[START OF Extracted records]

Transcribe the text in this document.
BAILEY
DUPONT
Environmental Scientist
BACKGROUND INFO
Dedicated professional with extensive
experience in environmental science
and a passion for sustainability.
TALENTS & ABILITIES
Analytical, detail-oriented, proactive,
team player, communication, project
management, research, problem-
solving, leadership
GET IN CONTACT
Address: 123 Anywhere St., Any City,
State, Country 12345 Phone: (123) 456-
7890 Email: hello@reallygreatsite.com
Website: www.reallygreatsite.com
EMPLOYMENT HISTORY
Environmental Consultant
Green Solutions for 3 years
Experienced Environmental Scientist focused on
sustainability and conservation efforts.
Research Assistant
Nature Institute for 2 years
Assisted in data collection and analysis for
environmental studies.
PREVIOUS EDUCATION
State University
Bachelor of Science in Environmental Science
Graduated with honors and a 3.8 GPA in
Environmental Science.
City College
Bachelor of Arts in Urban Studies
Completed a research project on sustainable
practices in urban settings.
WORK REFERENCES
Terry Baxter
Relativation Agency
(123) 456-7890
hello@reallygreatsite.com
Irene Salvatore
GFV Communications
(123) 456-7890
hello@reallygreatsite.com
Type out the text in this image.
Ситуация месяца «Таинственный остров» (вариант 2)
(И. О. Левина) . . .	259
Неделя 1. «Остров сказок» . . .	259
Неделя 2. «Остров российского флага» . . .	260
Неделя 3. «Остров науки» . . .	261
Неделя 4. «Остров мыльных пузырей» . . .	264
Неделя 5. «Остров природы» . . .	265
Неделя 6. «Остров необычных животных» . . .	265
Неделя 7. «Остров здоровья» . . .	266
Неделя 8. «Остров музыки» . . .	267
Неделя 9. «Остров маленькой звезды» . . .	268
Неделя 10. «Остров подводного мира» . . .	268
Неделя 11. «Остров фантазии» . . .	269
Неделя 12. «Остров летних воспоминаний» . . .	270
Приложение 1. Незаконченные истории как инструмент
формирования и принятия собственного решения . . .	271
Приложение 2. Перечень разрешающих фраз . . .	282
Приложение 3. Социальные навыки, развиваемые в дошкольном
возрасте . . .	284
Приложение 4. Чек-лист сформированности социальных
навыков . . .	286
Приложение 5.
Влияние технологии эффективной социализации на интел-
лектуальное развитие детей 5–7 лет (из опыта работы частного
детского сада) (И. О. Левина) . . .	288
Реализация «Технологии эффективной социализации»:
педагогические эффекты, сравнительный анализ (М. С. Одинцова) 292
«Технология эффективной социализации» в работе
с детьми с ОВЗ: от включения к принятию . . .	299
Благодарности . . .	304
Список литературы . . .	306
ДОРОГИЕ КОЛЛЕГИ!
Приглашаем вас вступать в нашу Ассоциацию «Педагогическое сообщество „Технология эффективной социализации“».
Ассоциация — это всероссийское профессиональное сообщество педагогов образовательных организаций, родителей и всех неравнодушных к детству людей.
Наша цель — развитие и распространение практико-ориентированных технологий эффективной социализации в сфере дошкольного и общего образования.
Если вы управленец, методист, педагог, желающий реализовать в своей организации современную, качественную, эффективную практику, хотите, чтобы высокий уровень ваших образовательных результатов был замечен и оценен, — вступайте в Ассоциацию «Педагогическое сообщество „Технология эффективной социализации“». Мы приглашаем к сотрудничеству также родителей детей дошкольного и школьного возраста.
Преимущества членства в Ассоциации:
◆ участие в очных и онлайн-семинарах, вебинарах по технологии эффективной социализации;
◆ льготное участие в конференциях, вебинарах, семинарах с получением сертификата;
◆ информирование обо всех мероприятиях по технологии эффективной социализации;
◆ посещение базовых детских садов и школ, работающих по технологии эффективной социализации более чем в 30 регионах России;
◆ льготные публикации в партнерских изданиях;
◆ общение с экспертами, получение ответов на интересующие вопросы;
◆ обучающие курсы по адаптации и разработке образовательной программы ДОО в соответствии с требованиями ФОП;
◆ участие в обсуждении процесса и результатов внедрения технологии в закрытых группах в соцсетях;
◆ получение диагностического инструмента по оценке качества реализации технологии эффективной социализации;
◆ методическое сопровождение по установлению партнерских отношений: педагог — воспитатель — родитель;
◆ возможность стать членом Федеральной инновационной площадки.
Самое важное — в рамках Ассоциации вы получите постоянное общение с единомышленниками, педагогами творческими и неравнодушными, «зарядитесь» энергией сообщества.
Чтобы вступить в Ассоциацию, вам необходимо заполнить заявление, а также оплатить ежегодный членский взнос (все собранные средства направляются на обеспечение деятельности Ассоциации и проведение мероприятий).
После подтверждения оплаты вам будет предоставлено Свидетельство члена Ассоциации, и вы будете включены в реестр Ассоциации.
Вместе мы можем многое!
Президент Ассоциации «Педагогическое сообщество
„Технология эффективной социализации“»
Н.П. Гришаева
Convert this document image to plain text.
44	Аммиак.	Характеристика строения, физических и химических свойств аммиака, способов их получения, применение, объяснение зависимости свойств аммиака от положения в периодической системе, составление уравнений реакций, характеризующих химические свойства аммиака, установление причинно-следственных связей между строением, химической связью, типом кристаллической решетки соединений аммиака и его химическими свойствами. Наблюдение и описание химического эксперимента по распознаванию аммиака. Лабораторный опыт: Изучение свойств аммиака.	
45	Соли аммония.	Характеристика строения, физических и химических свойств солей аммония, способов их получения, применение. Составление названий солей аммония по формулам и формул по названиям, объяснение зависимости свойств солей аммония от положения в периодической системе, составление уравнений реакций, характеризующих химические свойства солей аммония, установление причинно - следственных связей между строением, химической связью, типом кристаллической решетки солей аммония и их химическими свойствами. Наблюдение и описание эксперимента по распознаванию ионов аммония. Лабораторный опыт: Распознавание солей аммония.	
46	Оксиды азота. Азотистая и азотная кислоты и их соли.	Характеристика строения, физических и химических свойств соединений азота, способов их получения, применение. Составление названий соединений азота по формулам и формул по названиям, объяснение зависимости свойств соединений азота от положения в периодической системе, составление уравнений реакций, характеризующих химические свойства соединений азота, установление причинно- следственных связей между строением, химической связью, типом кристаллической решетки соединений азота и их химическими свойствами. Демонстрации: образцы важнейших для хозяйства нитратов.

[END OF Extracted records]

> Task requirements: Please quote the data above in full, with no line missing.

> Reply to the exercise:
Transcribe the text in this document.
BAILEY
DUPONT
Environmental Scientist
BACKGROUND INFO
Dedicated professional with extensive
experience in environmental science
and a passion for sustainability.
TALENTS & ABILITIES
Analytical, detail-oriented, proactive,
team player, communication, project
management, research, problem-
solving, leadership
GET IN CONTACT
Address: 123 Anywhere St., Any City,
State, Country 12345 Phone: (123) 456-
7890 Email: hello@reallygreatsite.com
Website: www.reallygreatsite.com
EMPLOYMENT HISTORY
Environmental Consultant
Green Solutions for 3 years
Experienced Environmental Scientist focused on
sustainability and conservation efforts.
Research Assistant
Nature Institute for 2 years
Assisted in data collection and analysis for
environmental studies.
PREVIOUS EDUCATION
State University
Bachelor of Science in Environmental Science
Graduated with honors and a 3.8 GPA in
Environmental Science.
City College
Bachelor of Arts in Urban Studies
Completed a research project on sustainable
practices in urban settings.
WORK REFERENCES
Terry Baxter
Relativation Agency
(123) 456-7890
hello@reallygreatsite.com
Irene Salvatore
GFV Communications
(123) 456-7890
hello@reallygreatsite.com
Type out the text in this image.
Ситуация месяца «Таинственный остров» (вариант 2)
(И. О. Левина) . . .	259
Неделя 1. «Остров сказок» . . .	259
Неделя 2. «Остров российского флага» . . .	260
Неделя 3. «Остров науки» . . .	261
Неделя 4. «Остров мыльных пузырей» . . .	264
Неделя 5. «Остров природы» . . .	265
Неделя 6. «Остров необычных животных» . . .	265
Неделя 7. «Остров здоровья» . . .	266
Неделя 8. «Остров музыки» . . .	267
Неделя 9. «Остров маленькой звезды» . . .	268
Неделя 10. «Остров подводного мира» . . .	268
Неделя 11. «Остров фантазии» . . .	269
Неделя 12. «Остров летних воспоминаний» . . .	270
Приложение 1. Незаконченные истории как инструмент
формирования и принятия собственного решения . . .	271
Приложение 2. Перечень разрешающих фраз . . .	282
Приложение 3. Социальные навыки, развиваемые в дошкольном
возрасте . . .	284
Приложение 4. Чек-лист сформированности социальных
навыков . . .	286
Приложение 5.
Влияние технологии эффективной социализации на интел-
лектуальное развитие детей 5–7 лет (из опыта работы частного
детского сада) (И. О. Левина) . . .	288
Реализация «Технологии эффективной социализации»:
педагогические эффекты, сравнительный анализ (М. С. Одинцова) 292
«Технология эффективной социализации» в работе
с детьми с ОВЗ: от включения к принятию . . .	299
Благодарности . . .	304
Список литературы . . .	306
ДОРОГИЕ КОЛЛЕГИ!
Приглашаем вас вступать в нашу Ассоциацию «Педагогическое сообщество „Технология эффективной социализации“».
Ассоциация — это всероссийское профессиональное сообщество педагогов образовательных организаций, родителей и всех неравнодушных к детству людей.
Наша цель — развитие и распространение практико-ориентированных технологий эффективной социализации в сфере дошкольного и общего образования.
Если вы управленец, методист, педагог, желающий реализовать в своей организации современную, качественную, эффективную практику, хотите, чтобы высокий уровень ваших образовательных результатов был замечен и оценен, — вступайте в Ассоциацию «Педагогическое сообщество „Технология эффективной социализации“». Мы приглашаем к сотрудничеству также родителей детей дошкольного и школьного возраста.
Преимущества членства в Ассоциации:
◆ участие в очных и онлайн-семинарах, вебинарах по технологии эффективной социализации;
◆ льготное участие в конференциях, вебинарах, семинарах с получением сертификата;
◆ информирование обо всех мероприятиях по технологии эффективной социализации;
◆ посещение базовых детских садов и школ, работающих по технологии эффективной социализации более чем в 30 регионах России;
◆ льготные публикации в партнерских изданиях;
◆ общение с экспертами, получение ответов на интересующие вопросы;
◆ обучающие курсы по адаптации и разработке образовательной программы ДОО в соответствии с требованиями ФОП;
◆ участие в обсуждении процесса и результатов внедрения технологии в закрытых группах в соцсетях;
◆ получение диагностического инструмента по оценке качества реализации технологии эффективной социализации;
◆ методическое сопровождение по установлению партнерских отношений: педагог — воспитатель — родитель;
◆ возможность стать членом Федеральной инновационной площадки.
Самое важное — в рамках Ассоциации вы получите постоянное общение с единомышленниками, педагогами творческими и неравнодушными, «зарядитесь» энергией сообщества.
Чтобы вступить в Ассоциацию, вам необходимо заполнить заявление, а также оплатить ежегодный членский взнос (все собранные средства направляются на обеспечение деятельности Ассоциации и проведение мероприятий).
После подтверждения оплаты вам будет предоставлено Свидетельство члена Ассоциации, и вы будете включены в реестр Ассоциации.
Вместе мы можем многое!
Президент Ассоциации «Педагогическое сообщество
„Технология эффективной социализации“»
Н.П. Гришаева
Convert this document image to plain text.
44	Аммиак.	Характеристика строения, физических и химических свойств аммиака, способов их получения, применение, объяснение зависимости свойств аммиака от положения в периодической системе, составление уравнений реакций, характеризующих химические свойства аммиака, установление причинно-следственных связей между строением, химической связью, типом кристаллической решетки соединений аммиака и его химическими свойствами. Наблюдение и описание химического эксперимента по распознаванию аммиака. Лабораторный опыт: Изучение свойств аммиака.	
45	Соли аммония.	Характеристика строения, физических и химических свойств солей аммония, способов их получения, применение. Составление названий солей аммония по формулам и формул по названиям, объяснение зависимости свойств солей аммония от положения в периодической системе, составление уравнений реакций, характеризующих химические свойства солей аммония, установление причинно - следственных связей между строением, химической связью, типом кристаллической решетки солей аммония и их химическими свойствами. Наблюдение и описание эксперимента по распознаванию ионов аммония. Лабораторный опыт: Распознавание солей аммония.	
46	Оксиды азота. Азотистая и азотная кислоты и их соли.	Характеристика строения, физических и химических свойств соединений азота, способов их получения, применение. Составление названий соединений азота по формулам и формул по названиям, объяснение зависимости свойств соединений азота от положения в периодической системе, составление уравнений реакций, характеризующих химические свойства соединений азота, установление причинно- следственных связей между строением, химической связью, типом кристаллической решетки соединений азота и их химическими свойствами. Демонстрации: образцы важнейших для хозяйства нитратов.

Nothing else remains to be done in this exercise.